*WRITTEN INSTRUCTION:* Convert each line of the data below into an item in a numbered list, leaving out any blank lines.

*RECORDED DATA:*
=======
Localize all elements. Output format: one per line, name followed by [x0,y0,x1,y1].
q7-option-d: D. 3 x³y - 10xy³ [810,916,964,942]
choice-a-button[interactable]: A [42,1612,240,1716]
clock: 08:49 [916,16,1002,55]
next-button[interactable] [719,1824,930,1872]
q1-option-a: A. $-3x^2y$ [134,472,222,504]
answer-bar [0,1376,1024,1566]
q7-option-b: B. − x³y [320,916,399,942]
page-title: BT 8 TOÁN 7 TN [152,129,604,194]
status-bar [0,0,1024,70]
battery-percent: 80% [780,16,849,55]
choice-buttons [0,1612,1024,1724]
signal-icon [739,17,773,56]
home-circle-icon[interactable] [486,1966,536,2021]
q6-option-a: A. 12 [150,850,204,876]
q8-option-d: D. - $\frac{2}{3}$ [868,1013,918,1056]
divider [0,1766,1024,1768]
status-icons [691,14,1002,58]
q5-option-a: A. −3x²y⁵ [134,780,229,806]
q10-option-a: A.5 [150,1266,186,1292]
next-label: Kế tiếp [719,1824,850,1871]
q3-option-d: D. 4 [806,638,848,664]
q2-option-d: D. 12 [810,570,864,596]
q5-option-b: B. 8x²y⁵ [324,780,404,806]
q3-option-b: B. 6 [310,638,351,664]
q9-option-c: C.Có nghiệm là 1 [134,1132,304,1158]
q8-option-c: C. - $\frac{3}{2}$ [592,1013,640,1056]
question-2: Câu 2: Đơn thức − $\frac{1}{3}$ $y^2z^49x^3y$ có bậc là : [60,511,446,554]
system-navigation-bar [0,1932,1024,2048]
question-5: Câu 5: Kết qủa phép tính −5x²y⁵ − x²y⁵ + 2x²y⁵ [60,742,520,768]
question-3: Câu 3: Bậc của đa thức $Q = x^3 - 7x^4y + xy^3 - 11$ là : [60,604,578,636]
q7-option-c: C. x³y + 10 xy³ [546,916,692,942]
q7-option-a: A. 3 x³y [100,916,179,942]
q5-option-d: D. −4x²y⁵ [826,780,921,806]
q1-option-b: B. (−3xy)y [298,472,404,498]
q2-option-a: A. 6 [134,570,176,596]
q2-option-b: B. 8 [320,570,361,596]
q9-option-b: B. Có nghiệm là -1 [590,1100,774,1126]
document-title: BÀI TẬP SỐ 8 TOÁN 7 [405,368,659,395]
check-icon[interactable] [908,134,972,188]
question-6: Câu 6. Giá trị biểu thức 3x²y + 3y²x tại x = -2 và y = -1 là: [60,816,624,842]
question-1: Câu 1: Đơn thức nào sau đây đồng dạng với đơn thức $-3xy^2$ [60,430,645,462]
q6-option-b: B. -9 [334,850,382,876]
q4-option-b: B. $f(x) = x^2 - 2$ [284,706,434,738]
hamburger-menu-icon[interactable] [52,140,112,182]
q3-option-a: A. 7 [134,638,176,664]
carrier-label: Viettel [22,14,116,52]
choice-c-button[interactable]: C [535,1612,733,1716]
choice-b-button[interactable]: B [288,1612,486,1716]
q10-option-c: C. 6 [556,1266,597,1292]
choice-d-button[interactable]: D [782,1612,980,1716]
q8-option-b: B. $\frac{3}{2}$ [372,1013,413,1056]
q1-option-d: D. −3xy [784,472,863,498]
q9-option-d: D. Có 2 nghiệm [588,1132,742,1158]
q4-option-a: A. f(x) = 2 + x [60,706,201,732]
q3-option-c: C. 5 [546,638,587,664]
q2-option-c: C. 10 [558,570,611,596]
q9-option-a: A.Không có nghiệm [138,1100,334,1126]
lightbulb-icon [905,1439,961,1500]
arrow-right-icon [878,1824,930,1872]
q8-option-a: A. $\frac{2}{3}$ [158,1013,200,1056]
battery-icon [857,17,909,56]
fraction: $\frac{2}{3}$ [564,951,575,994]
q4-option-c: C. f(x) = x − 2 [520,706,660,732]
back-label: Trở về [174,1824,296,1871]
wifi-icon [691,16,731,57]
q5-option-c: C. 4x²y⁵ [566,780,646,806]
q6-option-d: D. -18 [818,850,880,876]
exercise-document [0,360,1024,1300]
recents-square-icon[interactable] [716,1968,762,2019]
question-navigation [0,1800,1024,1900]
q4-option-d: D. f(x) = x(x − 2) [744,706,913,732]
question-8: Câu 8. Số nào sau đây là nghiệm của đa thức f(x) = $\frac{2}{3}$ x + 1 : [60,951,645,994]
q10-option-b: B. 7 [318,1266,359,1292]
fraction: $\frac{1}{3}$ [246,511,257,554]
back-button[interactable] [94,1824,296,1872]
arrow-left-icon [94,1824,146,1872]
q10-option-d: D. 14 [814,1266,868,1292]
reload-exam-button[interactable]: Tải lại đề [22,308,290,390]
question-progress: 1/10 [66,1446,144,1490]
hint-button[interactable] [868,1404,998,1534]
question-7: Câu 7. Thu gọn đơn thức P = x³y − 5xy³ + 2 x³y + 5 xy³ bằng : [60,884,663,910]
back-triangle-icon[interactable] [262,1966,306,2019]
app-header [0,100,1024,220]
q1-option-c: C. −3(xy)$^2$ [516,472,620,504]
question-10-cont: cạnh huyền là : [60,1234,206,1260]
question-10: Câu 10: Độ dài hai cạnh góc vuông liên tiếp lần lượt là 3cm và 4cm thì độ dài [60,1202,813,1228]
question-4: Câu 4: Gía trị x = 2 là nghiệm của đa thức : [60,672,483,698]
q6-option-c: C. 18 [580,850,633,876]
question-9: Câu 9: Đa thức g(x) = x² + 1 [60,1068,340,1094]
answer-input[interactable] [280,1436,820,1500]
=======
*WRITTEN REPLY:*
1. Localize all elements. Output format: one per line, name followed by [x0,y0,x1,y1].
2. q7-option-d: D. 3 x³y - 10xy³ [810,916,964,942]
3. choice-a-button[interactable]: A [42,1612,240,1716]
4. clock: 08:49 [916,16,1002,55]
5. next-button[interactable] [719,1824,930,1872]
6. q1-option-a: A. $-3x^2y$ [134,472,222,504]
7. answer-bar [0,1376,1024,1566]
8. q7-option-b: B. − x³y [320,916,399,942]
9. page-title: BT 8 TOÁN 7 TN [152,129,604,194]
10. status-bar [0,0,1024,70]
11. battery-percent: 80% [780,16,849,55]
12. choice-buttons [0,1612,1024,1724]
13. signal-icon [739,17,773,56]
14. home-circle-icon[interactable] [486,1966,536,2021]
15. q6-option-a: A. 12 [150,850,204,876]
16. q8-option-d: D. - $\frac{2}{3}$ [868,1013,918,1056]
17. divider [0,1766,1024,1768]
18. status-icons [691,14,1002,58]
19. q5-option-a: A. −3x²y⁵ [134,780,229,806]
20. q10-option-a: A.5 [150,1266,186,1292]
21. next-label: Kế tiếp [719,1824,850,1871]
22. q3-option-d: D. 4 [806,638,848,664]
23. q2-option-d: D. 12 [810,570,864,596]
24. q5-option-b: B. 8x²y⁵ [324,780,404,806]
25. q3-option-b: B. 6 [310,638,351,664]
26. q9-option-c: C.Có nghiệm là 1 [134,1132,304,1158]
27. q8-option-c: C. - $\frac{3}{2}$ [592,1013,640,1056]
28. question-2: Câu 2: Đơn thức − $\frac{1}{3}$ $y^2z^49x^3y$ có bậc là : [60,511,446,554]
29. system-navigation-bar [0,1932,1024,2048]
30. question-5: Câu 5: Kết qủa phép tính −5x²y⁵ − x²y⁵ + 2x²y⁵ [60,742,520,768]
31. question-3: Câu 3: Bậc của đa thức $Q = x^3 - 7x^4y + xy^3 - 11$ là : [60,604,578,636]
32. q7-option-c: C. x³y + 10 xy³ [546,916,692,942]
33. q7-option-a: A. 3 x³y [100,916,179,942]
34. q5-option-d: D. −4x²y⁵ [826,780,921,806]
35. q1-option-b: B. (−3xy)y [298,472,404,498]
36. q2-option-a: A. 6 [134,570,176,596]
37. q2-option-b: B. 8 [320,570,361,596]
38. q9-option-b: B. Có nghiệm là -1 [590,1100,774,1126]
39. document-title: BÀI TẬP SỐ 8 TOÁN 7 [405,368,659,395]
40. check-icon[interactable] [908,134,972,188]
41. question-6: Câu 6. Giá trị biểu thức 3x²y + 3y²x tại x = -2 và y = -1 là: [60,816,624,842]
42. question-1: Câu 1: Đơn thức nào sau đây đồng dạng với đơn thức $-3xy^2$ [60,430,645,462]
43. q6-option-b: B. -9 [334,850,382,876]
44. q4-option-b: B. $f(x) = x^2 - 2$ [284,706,434,738]
45. hamburger-menu-icon[interactable] [52,140,112,182]
46. q3-option-a: A. 7 [134,638,176,664]
47. carrier-label: Viettel [22,14,116,52]
48. choice-c-button[interactable]: C [535,1612,733,1716]
49. choice-b-button[interactable]: B [288,1612,486,1716]
50. q10-option-c: C. 6 [556,1266,597,1292]
51. choice-d-button[interactable]: D [782,1612,980,1716]
52. q8-option-b: B. $\frac{3}{2}$ [372,1013,413,1056]
53. q1-option-d: D. −3xy [784,472,863,498]
54. q9-option-d: D. Có 2 nghiệm [588,1132,742,1158]
55. q4-option-a: A. f(x) = 2 + x [60,706,201,732]
56. q3-option-c: C. 5 [546,638,587,664]
57. q2-option-c: C. 10 [558,570,611,596]
58. q9-option-a: A.Không có nghiệm [138,1100,334,1126]
59. lightbulb-icon [905,1439,961,1500]
60. arrow-right-icon [878,1824,930,1872]
61. q8-option-a: A. $\frac{2}{3}$ [158,1013,200,1056]
62. battery-icon [857,17,909,56]
63. fraction: $\frac{2}{3}$ [564,951,575,994]
64. q4-option-c: C. f(x) = x − 2 [520,706,660,732]
65. back-label: Trở về [174,1824,296,1871]
66. wifi-icon [691,16,731,57]
67. q5-option-c: C. 4x²y⁵ [566,780,646,806]
68. q6-option-d: D. -18 [818,850,880,876]
69. exercise-document [0,360,1024,1300]
70. recents-square-icon[interactable] [716,1968,762,2019]
71. question-navigation [0,1800,1024,1900]
72. q4-option-d: D. f(x) = x(x − 2) [744,706,913,732]
73. question-8: Câu 8. Số nào sau đây là nghiệm của đa thức f(x) = $\frac{2}{3}$ x + 1 : [60,951,645,994]
74. q10-option-b: B. 7 [318,1266,359,1292]
75. fraction: $\frac{1}{3}$ [246,511,257,554]
76. back-button[interactable] [94,1824,296,1872]
77. arrow-left-icon [94,1824,146,1872]
78. q10-option-d: D. 14 [814,1266,868,1292]
79. reload-exam-button[interactable]: Tải lại đề [22,308,290,390]
80. question-progress: 1/10 [66,1446,144,1490]
81. hint-button[interactable] [868,1404,998,1534]
82. question-7: Câu 7. Thu gọn đơn thức P = x³y − 5xy³ + 2 x³y + 5 xy³ bằng : [60,884,663,910]
83. back-triangle-icon[interactable] [262,1966,306,2019]
84. app-header [0,100,1024,220]
85. q1-option-c: C. −3(xy)$^2$ [516,472,620,504]
86. question-10-cont: cạnh huyền là : [60,1234,206,1260]
87. question-10: Câu 10: Độ dài hai cạnh góc vuông liên tiếp lần lượt là 3cm và 4cm thì độ dài [60,1202,813,1228]
88. question-4: Câu 4: Gía trị x = 2 là nghiệm của đa thức : [60,672,483,698]
89. q6-option-c: C. 18 [580,850,633,876]
90. question-9: Câu 9: Đa thức g(x) = x² + 1 [60,1068,340,1094]
91. answer-input[interactable] [280,1436,820,1500]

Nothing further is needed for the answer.